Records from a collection
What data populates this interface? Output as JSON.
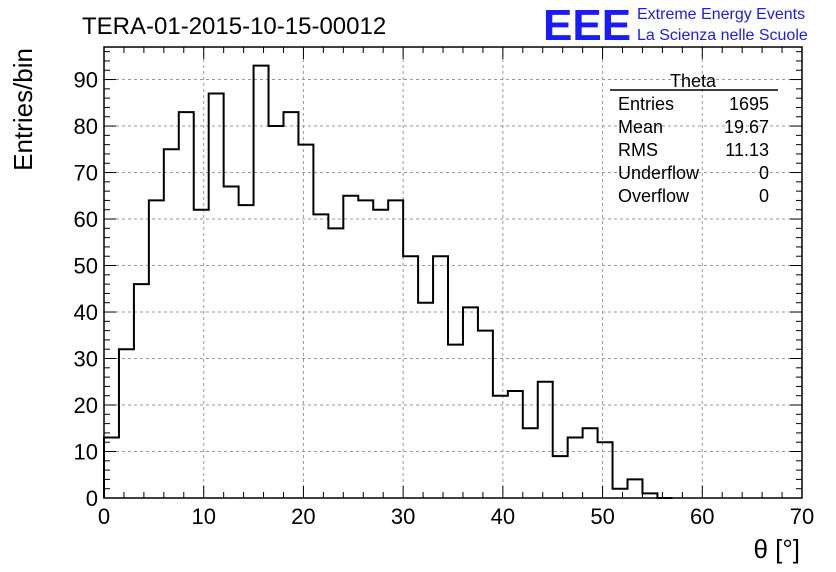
{
  "header": {
    "run_title": "TERA-01-2015-10-15-00012",
    "logo_text": "EEE",
    "logo_line1": "Extreme Energy Events",
    "logo_line2": "La Scienza nelle Scuole",
    "logo_color": "#1a1aff"
  },
  "stats": {
    "title": "Theta",
    "rows": [
      {
        "label": "Entries",
        "value": "1695"
      },
      {
        "label": "Mean",
        "value": "19.67"
      },
      {
        "label": "RMS",
        "value": "11.13"
      },
      {
        "label": "Underflow",
        "value": "0"
      },
      {
        "label": "Overflow",
        "value": "0"
      }
    ]
  },
  "chart_data": {
    "type": "histogram",
    "xlabel": "θ [°]",
    "ylabel": "Entries/bin",
    "xlim": [
      0,
      70
    ],
    "ylim": [
      0,
      97
    ],
    "x_major_ticks": [
      0,
      10,
      20,
      30,
      40,
      50,
      60,
      70
    ],
    "y_major_ticks": [
      0,
      10,
      20,
      30,
      40,
      50,
      60,
      70,
      80,
      90
    ],
    "grid": true,
    "bin_width": 1.5,
    "bin_start": 0,
    "values": [
      13,
      32,
      46,
      64,
      75,
      83,
      62,
      87,
      67,
      63,
      93,
      80,
      83,
      76,
      61,
      58,
      65,
      64,
      62,
      64,
      52,
      42,
      52,
      33,
      41,
      36,
      22,
      23,
      15,
      25,
      9,
      13,
      15,
      12,
      2,
      4,
      1,
      0
    ]
  }
}
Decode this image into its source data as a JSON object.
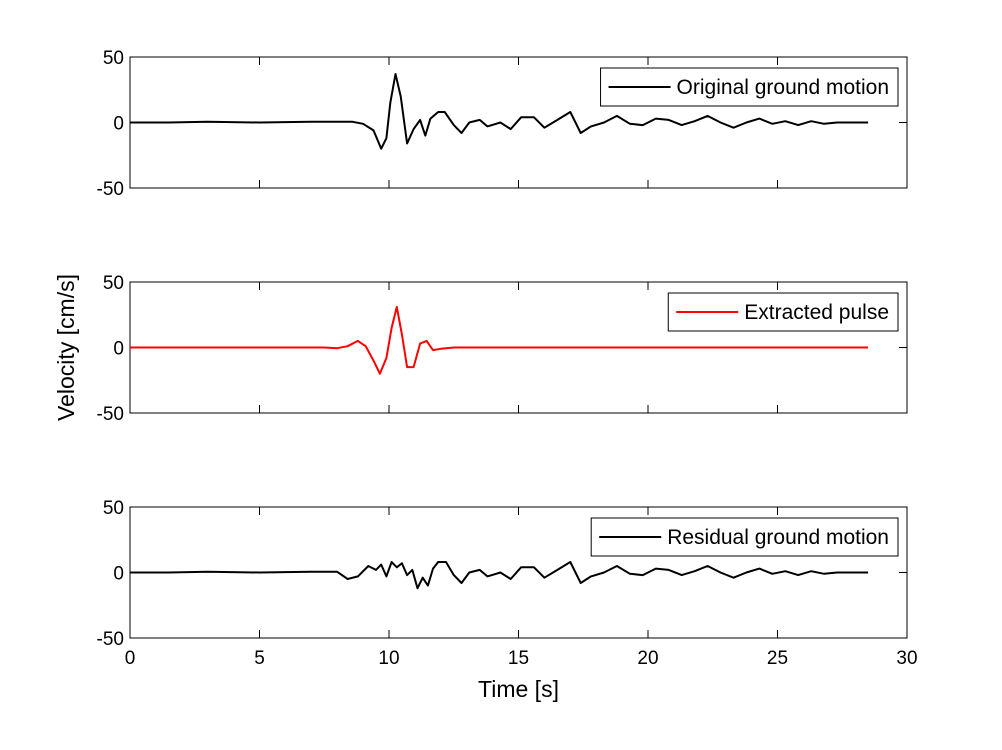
{
  "chart_data": {
    "type": "line",
    "xlabel": "Time [s]",
    "ylabel": "Velocity [cm/s]",
    "xlim": [
      0,
      30
    ],
    "xticks": [
      0,
      5,
      10,
      15,
      20,
      25,
      30
    ],
    "xtick_labels": [
      "0",
      "5",
      "10",
      "15",
      "20",
      "25",
      "30"
    ],
    "ylim": [
      -50,
      50
    ],
    "yticks": [
      -50,
      0,
      50
    ],
    "ytick_labels": [
      "-50",
      "0",
      "50"
    ],
    "grid": false,
    "legend_position": "top-right",
    "panels": [
      {
        "legend": "Original ground motion",
        "color": "#000000",
        "x": [
          0,
          1.5,
          3,
          5,
          7,
          8,
          8.6,
          9.0,
          9.4,
          9.7,
          9.9,
          10.05,
          10.25,
          10.45,
          10.7,
          10.95,
          11.2,
          11.4,
          11.6,
          11.9,
          12.15,
          12.5,
          12.8,
          13.1,
          13.5,
          13.8,
          14.3,
          14.7,
          15.1,
          15.6,
          16.0,
          16.5,
          17.0,
          17.4,
          17.8,
          18.3,
          18.8,
          19.3,
          19.8,
          20.3,
          20.8,
          21.3,
          21.8,
          22.3,
          22.8,
          23.3,
          23.8,
          24.3,
          24.8,
          25.3,
          25.8,
          26.3,
          26.8,
          27.3,
          27.8,
          28.5
        ],
        "y": [
          0,
          0,
          0.5,
          0,
          0.5,
          0.5,
          0.5,
          -1,
          -6,
          -20,
          -12,
          15,
          37,
          20,
          -16,
          -5,
          2,
          -10,
          3,
          8,
          8,
          -2,
          -8,
          0,
          2,
          -3,
          0,
          -5,
          4,
          4,
          -4,
          2,
          8,
          -8,
          -3,
          0,
          5,
          -1,
          -2,
          3,
          2,
          -2,
          1,
          5,
          0,
          -4,
          0,
          3,
          -1,
          1,
          -2,
          1,
          -1,
          0,
          0,
          0
        ]
      },
      {
        "legend": "Extracted pulse",
        "color": "#ff0000",
        "x": [
          0,
          6,
          7.5,
          8.0,
          8.4,
          8.8,
          9.1,
          9.4,
          9.65,
          9.9,
          10.1,
          10.3,
          10.5,
          10.7,
          10.95,
          11.2,
          11.45,
          11.7,
          12.0,
          12.5,
          13.0,
          14,
          20,
          28.5
        ],
        "y": [
          0,
          0,
          0,
          -0.5,
          1,
          5,
          1,
          -10,
          -20,
          -8,
          15,
          31,
          10,
          -15,
          -15,
          3,
          5,
          -2,
          -1,
          0,
          0,
          0,
          0,
          0
        ]
      },
      {
        "legend": "Residual ground motion",
        "color": "#000000",
        "x": [
          0,
          1.5,
          3,
          5,
          7,
          8.0,
          8.4,
          8.8,
          9.2,
          9.5,
          9.7,
          9.9,
          10.1,
          10.3,
          10.5,
          10.7,
          10.9,
          11.1,
          11.3,
          11.5,
          11.7,
          11.9,
          12.2,
          12.5,
          12.8,
          13.1,
          13.5,
          13.8,
          14.3,
          14.7,
          15.1,
          15.6,
          16.0,
          16.5,
          17.0,
          17.4,
          17.8,
          18.3,
          18.8,
          19.3,
          19.8,
          20.3,
          20.8,
          21.3,
          21.8,
          22.3,
          22.8,
          23.3,
          23.8,
          24.3,
          24.8,
          25.3,
          25.8,
          26.3,
          26.8,
          27.3,
          27.8,
          28.5
        ],
        "y": [
          0,
          0,
          0.5,
          0,
          0.5,
          0.5,
          -5,
          -3,
          5,
          2,
          6,
          -3,
          8,
          4,
          7,
          -2,
          2,
          -12,
          -4,
          -10,
          3,
          8,
          8,
          -2,
          -8,
          0,
          2,
          -3,
          0,
          -5,
          4,
          4,
          -4,
          2,
          8,
          -8,
          -3,
          0,
          5,
          -1,
          -2,
          3,
          2,
          -2,
          1,
          5,
          0,
          -4,
          0,
          3,
          -1,
          1,
          -2,
          1,
          -1,
          0,
          0,
          0
        ]
      }
    ]
  }
}
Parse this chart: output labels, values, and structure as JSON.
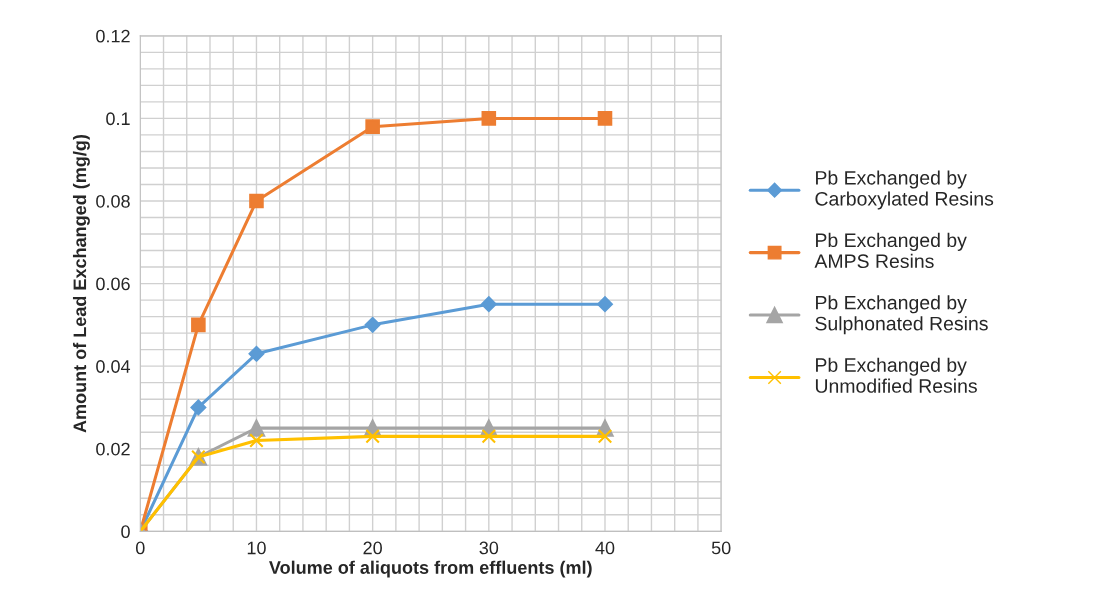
{
  "chart_data": {
    "type": "line",
    "xlabel": "Volume of aliquots from effluents (ml)",
    "ylabel": "Amount of Lead Exchanged (mg/g)",
    "x": [
      0,
      5,
      10,
      20,
      30,
      40
    ],
    "series": [
      {
        "name": "Pb Exchanged by Carboxylated Resins",
        "color": "#5b9bd5",
        "marker": "diamond",
        "values": [
          0,
          0.03,
          0.043,
          0.05,
          0.055,
          0.055
        ]
      },
      {
        "name": "Pb Exchanged by AMPS Resins",
        "color": "#ed7d31",
        "marker": "square",
        "values": [
          0,
          0.05,
          0.08,
          0.098,
          0.1,
          0.1
        ]
      },
      {
        "name": "Pb Exchanged by Sulphonated Resins",
        "color": "#a5a5a5",
        "marker": "triangle",
        "values": [
          0,
          0.018,
          0.025,
          0.025,
          0.025,
          0.025
        ]
      },
      {
        "name": "Pb Exchanged by Unmodified Resins",
        "color": "#ffc000",
        "marker": "cross",
        "values": [
          0,
          0.018,
          0.022,
          0.023,
          0.023,
          0.023
        ]
      }
    ],
    "xlim": [
      0,
      50
    ],
    "xticks": [
      0,
      10,
      20,
      30,
      40,
      50
    ],
    "ylim": [
      0,
      0.12
    ],
    "yticks": [
      0,
      0.02,
      0.04,
      0.06,
      0.08,
      0.1,
      0.12
    ],
    "grid": true,
    "legend": "right",
    "line_style": "solid"
  }
}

▶ **Short task**
Show the lines where the word "ground" appears in the entries.

▶ **Written response**
        "legend": "Original ground motion",
        "legend": "Residual ground motion",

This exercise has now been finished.